### [SHORT EXERCISE]
Below are records to be output exactly, every one of them.

--- Begin DATA EXCERPTS ---

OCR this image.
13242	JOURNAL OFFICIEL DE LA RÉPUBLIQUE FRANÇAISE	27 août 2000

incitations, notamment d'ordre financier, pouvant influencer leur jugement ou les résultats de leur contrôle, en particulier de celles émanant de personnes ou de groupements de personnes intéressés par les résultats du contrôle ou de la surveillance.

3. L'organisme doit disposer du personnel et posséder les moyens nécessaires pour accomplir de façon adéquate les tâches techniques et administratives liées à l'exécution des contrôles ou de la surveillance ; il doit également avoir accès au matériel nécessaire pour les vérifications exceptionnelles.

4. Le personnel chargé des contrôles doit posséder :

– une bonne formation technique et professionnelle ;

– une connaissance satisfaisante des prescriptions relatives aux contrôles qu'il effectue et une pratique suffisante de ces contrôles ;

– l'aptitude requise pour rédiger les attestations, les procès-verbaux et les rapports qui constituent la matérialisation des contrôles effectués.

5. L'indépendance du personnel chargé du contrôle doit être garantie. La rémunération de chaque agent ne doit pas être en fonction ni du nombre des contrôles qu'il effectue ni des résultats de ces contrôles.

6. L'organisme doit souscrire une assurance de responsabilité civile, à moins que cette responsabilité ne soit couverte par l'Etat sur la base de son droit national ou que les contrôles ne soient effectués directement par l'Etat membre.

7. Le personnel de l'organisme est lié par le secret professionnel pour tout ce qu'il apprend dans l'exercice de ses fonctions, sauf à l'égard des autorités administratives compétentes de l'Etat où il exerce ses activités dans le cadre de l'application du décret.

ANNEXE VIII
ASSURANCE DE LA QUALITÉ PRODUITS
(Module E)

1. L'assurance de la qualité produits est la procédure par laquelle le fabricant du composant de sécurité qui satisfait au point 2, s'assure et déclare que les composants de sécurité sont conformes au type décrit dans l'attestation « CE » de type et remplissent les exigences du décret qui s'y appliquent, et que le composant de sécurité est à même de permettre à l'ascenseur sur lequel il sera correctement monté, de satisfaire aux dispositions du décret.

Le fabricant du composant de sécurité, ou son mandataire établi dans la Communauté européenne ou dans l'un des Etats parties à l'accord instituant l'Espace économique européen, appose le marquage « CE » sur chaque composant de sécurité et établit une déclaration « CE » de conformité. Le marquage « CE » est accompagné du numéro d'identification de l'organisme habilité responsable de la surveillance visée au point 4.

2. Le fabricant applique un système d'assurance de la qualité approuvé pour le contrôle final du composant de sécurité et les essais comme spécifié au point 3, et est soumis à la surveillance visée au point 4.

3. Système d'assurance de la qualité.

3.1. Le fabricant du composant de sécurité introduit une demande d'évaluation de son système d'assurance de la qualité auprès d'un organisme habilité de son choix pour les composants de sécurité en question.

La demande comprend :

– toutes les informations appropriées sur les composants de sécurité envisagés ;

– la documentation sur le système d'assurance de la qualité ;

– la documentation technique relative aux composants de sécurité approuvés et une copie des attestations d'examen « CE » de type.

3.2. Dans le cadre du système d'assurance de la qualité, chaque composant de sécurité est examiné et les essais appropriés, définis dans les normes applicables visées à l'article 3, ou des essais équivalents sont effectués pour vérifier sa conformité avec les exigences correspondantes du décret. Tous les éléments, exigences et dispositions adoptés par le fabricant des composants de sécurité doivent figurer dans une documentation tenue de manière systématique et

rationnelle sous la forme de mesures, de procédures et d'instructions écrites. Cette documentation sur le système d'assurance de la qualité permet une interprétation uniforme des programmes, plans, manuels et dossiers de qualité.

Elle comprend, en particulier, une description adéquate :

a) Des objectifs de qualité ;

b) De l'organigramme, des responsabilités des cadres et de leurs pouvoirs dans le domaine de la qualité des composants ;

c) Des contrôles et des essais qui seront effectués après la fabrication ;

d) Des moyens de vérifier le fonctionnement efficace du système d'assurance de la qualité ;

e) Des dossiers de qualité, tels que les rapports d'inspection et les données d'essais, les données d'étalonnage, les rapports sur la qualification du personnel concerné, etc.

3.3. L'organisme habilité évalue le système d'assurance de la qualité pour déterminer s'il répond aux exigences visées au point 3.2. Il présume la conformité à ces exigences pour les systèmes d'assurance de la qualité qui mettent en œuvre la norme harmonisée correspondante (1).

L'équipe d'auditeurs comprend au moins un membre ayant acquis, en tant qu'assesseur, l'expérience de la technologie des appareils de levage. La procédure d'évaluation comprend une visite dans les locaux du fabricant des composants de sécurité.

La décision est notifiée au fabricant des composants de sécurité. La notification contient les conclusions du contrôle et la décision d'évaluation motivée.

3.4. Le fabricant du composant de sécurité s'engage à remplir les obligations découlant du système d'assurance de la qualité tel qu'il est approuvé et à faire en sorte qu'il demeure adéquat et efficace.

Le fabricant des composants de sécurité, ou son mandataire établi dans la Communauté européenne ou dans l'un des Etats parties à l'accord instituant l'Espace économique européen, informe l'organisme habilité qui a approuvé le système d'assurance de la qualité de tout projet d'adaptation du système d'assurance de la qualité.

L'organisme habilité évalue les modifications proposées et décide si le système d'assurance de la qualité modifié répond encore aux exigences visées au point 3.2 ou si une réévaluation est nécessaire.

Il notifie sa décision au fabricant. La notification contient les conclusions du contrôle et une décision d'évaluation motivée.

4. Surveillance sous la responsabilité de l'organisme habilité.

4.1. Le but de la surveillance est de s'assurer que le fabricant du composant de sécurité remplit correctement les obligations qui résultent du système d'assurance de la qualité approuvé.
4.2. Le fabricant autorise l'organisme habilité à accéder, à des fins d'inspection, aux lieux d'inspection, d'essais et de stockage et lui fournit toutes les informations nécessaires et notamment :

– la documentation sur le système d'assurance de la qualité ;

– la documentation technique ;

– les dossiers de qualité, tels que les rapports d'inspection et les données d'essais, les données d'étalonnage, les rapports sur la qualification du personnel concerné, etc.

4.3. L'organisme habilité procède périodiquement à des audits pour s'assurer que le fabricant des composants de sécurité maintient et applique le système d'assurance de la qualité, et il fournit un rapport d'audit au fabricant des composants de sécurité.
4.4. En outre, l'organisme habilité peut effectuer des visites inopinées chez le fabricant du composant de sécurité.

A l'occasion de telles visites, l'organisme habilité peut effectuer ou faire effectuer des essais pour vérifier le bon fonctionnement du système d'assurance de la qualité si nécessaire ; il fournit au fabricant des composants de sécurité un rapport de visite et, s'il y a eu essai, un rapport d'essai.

--- End DATA EXCERPTS ---

### [OUTPUT OF THE TASK]
OCR this image.
13242	JOURNAL OFFICIEL DE LA RÉPUBLIQUE FRANÇAISE	27 août 2000

incitations, notamment d'ordre financier, pouvant influencer leur jugement ou les résultats de leur contrôle, en particulier de celles émanant de personnes ou de groupements de personnes intéressés par les résultats du contrôle ou de la surveillance.

3. L'organisme doit disposer du personnel et posséder les moyens nécessaires pour accomplir de façon adéquate les tâches techniques et administratives liées à l'exécution des contrôles ou de la surveillance ; il doit également avoir accès au matériel nécessaire pour les vérifications exceptionnelles.

4. Le personnel chargé des contrôles doit posséder :

– une bonne formation technique et professionnelle ;

– une connaissance satisfaisante des prescriptions relatives aux contrôles qu'il effectue et une pratique suffisante de ces contrôles ;

– l'aptitude requise pour rédiger les attestations, les procès-verbaux et les rapports qui constituent la matérialisation des contrôles effectués.

5. L'indépendance du personnel chargé du contrôle doit être garantie. La rémunération de chaque agent ne doit pas être en fonction ni du nombre des contrôles qu'il effectue ni des résultats de ces contrôles.

6. L'organisme doit souscrire une assurance de responsabilité civile, à moins que cette responsabilité ne soit couverte par l'Etat sur la base de son droit national ou que les contrôles ne soient effectués directement par l'Etat membre.

7. Le personnel de l'organisme est lié par le secret professionnel pour tout ce qu'il apprend dans l'exercice de ses fonctions, sauf à l'égard des autorités administratives compétentes de l'Etat où il exerce ses activités dans le cadre de l'application du décret.

ANNEXE VIII
ASSURANCE DE LA QUALITÉ PRODUITS
(Module E)

1. L'assurance de la qualité produits est la procédure par laquelle le fabricant du composant de sécurité qui satisfait au point 2, s'assure et déclare que les composants de sécurité sont conformes au type décrit dans l'attestation « CE » de type et remplissent les exigences du décret qui s'y appliquent, et que le composant de sécurité est à même de permettre à l'ascenseur sur lequel il sera correctement monté, de satisfaire aux dispositions du décret.

Le fabricant du composant de sécurité, ou son mandataire établi dans la Communauté européenne ou dans l'un des Etats parties à l'accord instituant l'Espace économique européen, appose le marquage « CE » sur chaque composant de sécurité et établit une déclaration « CE » de conformité. Le marquage « CE » est accompagné du numéro d'identification de l'organisme habilité responsable de la surveillance visée au point 4.

2. Le fabricant applique un système d'assurance de la qualité approuvé pour le contrôle final du composant de sécurité et les essais comme spécifié au point 3, et est soumis à la surveillance visée au point 4.

3. Système d'assurance de la qualité.

3.1. Le fabricant du composant de sécurité introduit une demande d'évaluation de son système d'assurance de la qualité auprès d'un organisme habilité de son choix pour les composants de sécurité en question.

La demande comprend :

– toutes les informations appropriées sur les composants de sécurité envisagés ;

– la documentation sur le système d'assurance de la qualité ;

– la documentation technique relative aux composants de sécurité approuvés et une copie des attestations d'examen « CE » de type.

3.2. Dans le cadre du système d'assurance de la qualité, chaque composant de sécurité est examiné et les essais appropriés, définis dans les normes applicables visées à l'article 3, ou des essais équivalents sont effectués pour vérifier sa conformité avec les exigences correspondantes du décret. Tous les éléments, exigences et dispositions adoptés par le fabricant des composants de sécurité doivent figurer dans une documentation tenue de manière systématique et

rationnelle sous la forme de mesures, de procédures et d'instructions écrites. Cette documentation sur le système d'assurance de la qualité permet une interprétation uniforme des programmes, plans, manuels et dossiers de qualité.

Elle comprend, en particulier, une description adéquate :

a) Des objectifs de qualité ;

b) De l'organigramme, des responsabilités des cadres et de leurs pouvoirs dans le domaine de la qualité des composants ;

c) Des contrôles et des essais qui seront effectués après la fabrication ;

d) Des moyens de vérifier le fonctionnement efficace du système d'assurance de la qualité ;

e) Des dossiers de qualité, tels que les rapports d'inspection et les données d'essais, les données d'étalonnage, les rapports sur la qualification du personnel concerné, etc.

3.3. L'organisme habilité évalue le système d'assurance de la qualité pour déterminer s'il répond aux exigences visées au point 3.2. Il présume la conformité à ces exigences pour les systèmes d'assurance de la qualité qui mettent en œuvre la norme harmonisée correspondante (1).

L'équipe d'auditeurs comprend au moins un membre ayant acquis, en tant qu'assesseur, l'expérience de la technologie des appareils de levage. La procédure d'évaluation comprend une visite dans les locaux du fabricant des composants de sécurité.

La décision est notifiée au fabricant des composants de sécurité. La notification contient les conclusions du contrôle et la décision d'évaluation motivée.

3.4. Le fabricant du composant de sécurité s'engage à remplir les obligations découlant du système d'assurance de la qualité tel qu'il est approuvé et à faire en sorte qu'il demeure adéquat et efficace.

Le fabricant des composants de sécurité, ou son mandataire établi dans la Communauté européenne ou dans l'un des Etats parties à l'accord instituant l'Espace économique européen, informe l'organisme habilité qui a approuvé le système d'assurance de la qualité de tout projet d'adaptation du système d'assurance de la qualité.

L'organisme habilité évalue les modifications proposées et décide si le système d'assurance de la qualité modifié répond encore aux exigences visées au point 3.2 ou si une réévaluation est nécessaire.

Il notifie sa décision au fabricant. La notification contient les conclusions du contrôle et une décision d'évaluation motivée.

4. Surveillance sous la responsabilité de l'organisme habilité.

4.1. Le but de la surveillance est de s'assurer que le fabricant du composant de sécurité remplit correctement les obligations qui résultent du système d'assurance de la qualité approuvé.
4.2. Le fabricant autorise l'organisme habilité à accéder, à des fins d'inspection, aux lieux d'inspection, d'essais et de stockage et lui fournit toutes les informations nécessaires et notamment :

– la documentation sur le système d'assurance de la qualité ;

– la documentation technique ;

– les dossiers de qualité, tels que les rapports d'inspection et les données d'essais, les données d'étalonnage, les rapports sur la qualification du personnel concerné, etc.

4.3. L'organisme habilité procède périodiquement à des audits pour s'assurer que le fabricant des composants de sécurité maintient et applique le système d'assurance de la qualité, et il fournit un rapport d'audit au fabricant des composants de sécurité.
4.4. En outre, l'organisme habilité peut effectuer des visites inopinées chez le fabricant du composant de sécurité.

A l'occasion de telles visites, l'organisme habilité peut effectuer ou faire effectuer des essais pour vérifier le bon fonctionnement du système d'assurance de la qualité si nécessaire ; il fournit au fabricant des composants de sécurité un rapport de visite et, s'il y a eu essai, un rapport d'essai.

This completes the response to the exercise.